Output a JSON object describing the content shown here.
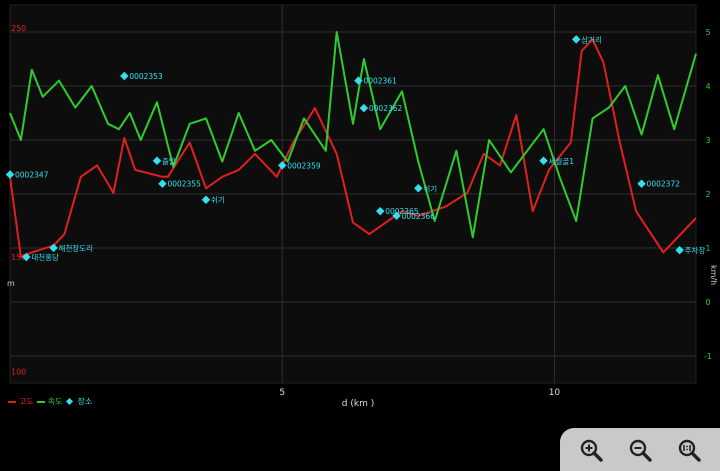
{
  "chart_data": {
    "type": "line",
    "xlabel": "d (km )",
    "x_ticks": [
      "5",
      "10"
    ],
    "x_range": [
      0,
      12.6
    ],
    "left_axis": {
      "label": "m",
      "ticks": [
        "250",
        "150",
        "100"
      ],
      "tick_values": [
        250,
        150,
        100
      ],
      "range": [
        95,
        260
      ],
      "color": "#e02020"
    },
    "right_axis": {
      "label": "km/h",
      "ticks": [
        "5",
        "4",
        "3",
        "2",
        "1",
        "0",
        "-1"
      ],
      "tick_values": [
        5,
        4,
        3,
        2,
        1,
        0,
        -1
      ],
      "range": [
        -1.5,
        5.5
      ],
      "color": "#2ecc2e"
    },
    "series": [
      {
        "name": "고도",
        "axis": "left",
        "color": "#e02020",
        "x": [
          0,
          0.2,
          0.4,
          0.8,
          1.0,
          1.3,
          1.6,
          1.9,
          2.1,
          2.3,
          2.8,
          2.9,
          3.3,
          3.6,
          3.9,
          4.2,
          4.5,
          4.9,
          5.2,
          5.6,
          6.0,
          6.3,
          6.6,
          6.9,
          7.2,
          7.5,
          8.0,
          8.4,
          8.7,
          9.0,
          9.3,
          9.6,
          9.9,
          10.3,
          10.5,
          10.7,
          10.9,
          11.2,
          11.5,
          12.0,
          12.6
        ],
        "values": [
          185,
          150,
          152,
          155,
          160,
          185,
          190,
          178,
          202,
          188,
          185,
          185,
          200,
          180,
          185,
          188,
          195,
          185,
          200,
          215,
          195,
          165,
          160,
          165,
          170,
          168,
          172,
          178,
          195,
          190,
          212,
          170,
          188,
          200,
          240,
          245,
          235,
          200,
          170,
          152,
          167
        ]
      },
      {
        "name": "속도",
        "axis": "right",
        "color": "#2ecc2e",
        "x": [
          0,
          0.2,
          0.4,
          0.6,
          0.9,
          1.2,
          1.5,
          1.8,
          2.0,
          2.2,
          2.4,
          2.7,
          3.0,
          3.3,
          3.6,
          3.9,
          4.2,
          4.5,
          4.8,
          5.1,
          5.4,
          5.8,
          6.0,
          6.3,
          6.5,
          6.8,
          7.2,
          7.5,
          7.8,
          8.2,
          8.5,
          8.8,
          9.2,
          9.5,
          9.8,
          10.1,
          10.4,
          10.7,
          11.0,
          11.3,
          11.6,
          11.9,
          12.2,
          12.6
        ],
        "values": [
          3.5,
          3.0,
          4.3,
          3.8,
          4.1,
          3.6,
          4.0,
          3.3,
          3.2,
          3.5,
          3.0,
          3.7,
          2.5,
          3.3,
          3.4,
          2.6,
          3.5,
          2.8,
          3.0,
          2.6,
          3.4,
          2.8,
          5.0,
          3.3,
          4.5,
          3.2,
          3.9,
          2.6,
          1.5,
          2.8,
          1.2,
          3.0,
          2.4,
          2.8,
          3.2,
          2.3,
          1.5,
          3.4,
          3.6,
          4.0,
          3.1,
          4.2,
          3.2,
          4.6
        ]
      }
    ],
    "markers": [
      {
        "x": 0.0,
        "y": 186,
        "label": "0002347"
      },
      {
        "x": 0.3,
        "y": 150,
        "label": "대천홍당"
      },
      {
        "x": 0.8,
        "y": 154,
        "label": "해천장도리"
      },
      {
        "x": 2.1,
        "y": 229,
        "label": "0002353"
      },
      {
        "x": 2.7,
        "y": 192,
        "label": "출발"
      },
      {
        "x": 2.8,
        "y": 182,
        "label": "0002355"
      },
      {
        "x": 3.6,
        "y": 175,
        "label": "쉬기"
      },
      {
        "x": 5.0,
        "y": 190,
        "label": "0002359"
      },
      {
        "x": 6.4,
        "y": 227,
        "label": "0002361"
      },
      {
        "x": 6.5,
        "y": 215,
        "label": "0002362"
      },
      {
        "x": 6.8,
        "y": 170,
        "label": "0002365"
      },
      {
        "x": 7.1,
        "y": 168,
        "label": "0002366"
      },
      {
        "x": 7.5,
        "y": 180,
        "label": "쉬기"
      },
      {
        "x": 10.4,
        "y": 245,
        "label": "삼거리"
      },
      {
        "x": 9.8,
        "y": 192,
        "label": "세월골1"
      },
      {
        "x": 11.6,
        "y": 182,
        "label": "0002372"
      },
      {
        "x": 12.3,
        "y": 153,
        "label": "주차장"
      }
    ]
  },
  "legend": {
    "altitude": "고도",
    "speed": "속도",
    "place": "장소"
  },
  "colors": {
    "background": "#0d0d0d",
    "grid": "#2e2e2e",
    "altitude": "#e02020",
    "speed": "#2ecc2e",
    "marker": "#33e0ee",
    "zoom_panel": "#c9c9c9"
  },
  "zoom_controls": {
    "zoom_in_icon": "zoom-in-icon",
    "zoom_out_icon": "zoom-out-icon",
    "reset_icon": "zoom-reset-icon"
  }
}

◆ ◆ ◆ ◆ ◆

WHAT YOU NEED TO DO: Return each line of the data, keeping its wording exact and omitting pictures.

RIGHT ANSWER:
Output a JSON object describing the content shown here.
{
  "chart_data": {
    "type": "line",
    "xlabel": "d (km )",
    "x_ticks": [
      "5",
      "10"
    ],
    "x_range": [
      0,
      12.6
    ],
    "left_axis": {
      "label": "m",
      "ticks": [
        "250",
        "150",
        "100"
      ],
      "tick_values": [
        250,
        150,
        100
      ],
      "range": [
        95,
        260
      ],
      "color": "#e02020"
    },
    "right_axis": {
      "label": "km/h",
      "ticks": [
        "5",
        "4",
        "3",
        "2",
        "1",
        "0",
        "-1"
      ],
      "tick_values": [
        5,
        4,
        3,
        2,
        1,
        0,
        -1
      ],
      "range": [
        -1.5,
        5.5
      ],
      "color": "#2ecc2e"
    },
    "series": [
      {
        "name": "고도",
        "axis": "left",
        "color": "#e02020",
        "x": [
          0,
          0.2,
          0.4,
          0.8,
          1.0,
          1.3,
          1.6,
          1.9,
          2.1,
          2.3,
          2.8,
          2.9,
          3.3,
          3.6,
          3.9,
          4.2,
          4.5,
          4.9,
          5.2,
          5.6,
          6.0,
          6.3,
          6.6,
          6.9,
          7.2,
          7.5,
          8.0,
          8.4,
          8.7,
          9.0,
          9.3,
          9.6,
          9.9,
          10.3,
          10.5,
          10.7,
          10.9,
          11.2,
          11.5,
          12.0,
          12.6
        ],
        "values": [
          185,
          150,
          152,
          155,
          160,
          185,
          190,
          178,
          202,
          188,
          185,
          185,
          200,
          180,
          185,
          188,
          195,
          185,
          200,
          215,
          195,
          165,
          160,
          165,
          170,
          168,
          172,
          178,
          195,
          190,
          212,
          170,
          188,
          200,
          240,
          245,
          235,
          200,
          170,
          152,
          167
        ]
      },
      {
        "name": "속도",
        "axis": "right",
        "color": "#2ecc2e",
        "x": [
          0,
          0.2,
          0.4,
          0.6,
          0.9,
          1.2,
          1.5,
          1.8,
          2.0,
          2.2,
          2.4,
          2.7,
          3.0,
          3.3,
          3.6,
          3.9,
          4.2,
          4.5,
          4.8,
          5.1,
          5.4,
          5.8,
          6.0,
          6.3,
          6.5,
          6.8,
          7.2,
          7.5,
          7.8,
          8.2,
          8.5,
          8.8,
          9.2,
          9.5,
          9.8,
          10.1,
          10.4,
          10.7,
          11.0,
          11.3,
          11.6,
          11.9,
          12.2,
          12.6
        ],
        "values": [
          3.5,
          3.0,
          4.3,
          3.8,
          4.1,
          3.6,
          4.0,
          3.3,
          3.2,
          3.5,
          3.0,
          3.7,
          2.5,
          3.3,
          3.4,
          2.6,
          3.5,
          2.8,
          3.0,
          2.6,
          3.4,
          2.8,
          5.0,
          3.3,
          4.5,
          3.2,
          3.9,
          2.6,
          1.5,
          2.8,
          1.2,
          3.0,
          2.4,
          2.8,
          3.2,
          2.3,
          1.5,
          3.4,
          3.6,
          4.0,
          3.1,
          4.2,
          3.2,
          4.6
        ]
      }
    ],
    "markers": [
      {
        "x": 0.0,
        "y": 186,
        "label": "0002347"
      },
      {
        "x": 0.3,
        "y": 150,
        "label": "대천홍당"
      },
      {
        "x": 0.8,
        "y": 154,
        "label": "해천장도리"
      },
      {
        "x": 2.1,
        "y": 229,
        "label": "0002353"
      },
      {
        "x": 2.7,
        "y": 192,
        "label": "출발"
      },
      {
        "x": 2.8,
        "y": 182,
        "label": "0002355"
      },
      {
        "x": 3.6,
        "y": 175,
        "label": "쉬기"
      },
      {
        "x": 5.0,
        "y": 190,
        "label": "0002359"
      },
      {
        "x": 6.4,
        "y": 227,
        "label": "0002361"
      },
      {
        "x": 6.5,
        "y": 215,
        "label": "0002362"
      },
      {
        "x": 6.8,
        "y": 170,
        "label": "0002365"
      },
      {
        "x": 7.1,
        "y": 168,
        "label": "0002366"
      },
      {
        "x": 7.5,
        "y": 180,
        "label": "쉬기"
      },
      {
        "x": 10.4,
        "y": 245,
        "label": "삼거리"
      },
      {
        "x": 9.8,
        "y": 192,
        "label": "세월골1"
      },
      {
        "x": 11.6,
        "y": 182,
        "label": "0002372"
      },
      {
        "x": 12.3,
        "y": 153,
        "label": "주차장"
      }
    ]
  },
  "legend": {
    "altitude": "고도",
    "speed": "속도",
    "place": "장소"
  },
  "colors": {
    "background": "#0d0d0d",
    "grid": "#2e2e2e",
    "altitude": "#e02020",
    "speed": "#2ecc2e",
    "marker": "#33e0ee",
    "zoom_panel": "#c9c9c9"
  },
  "zoom_controls": {
    "zoom_in_icon": "zoom-in-icon",
    "zoom_out_icon": "zoom-out-icon",
    "reset_icon": "zoom-reset-icon"
  }
}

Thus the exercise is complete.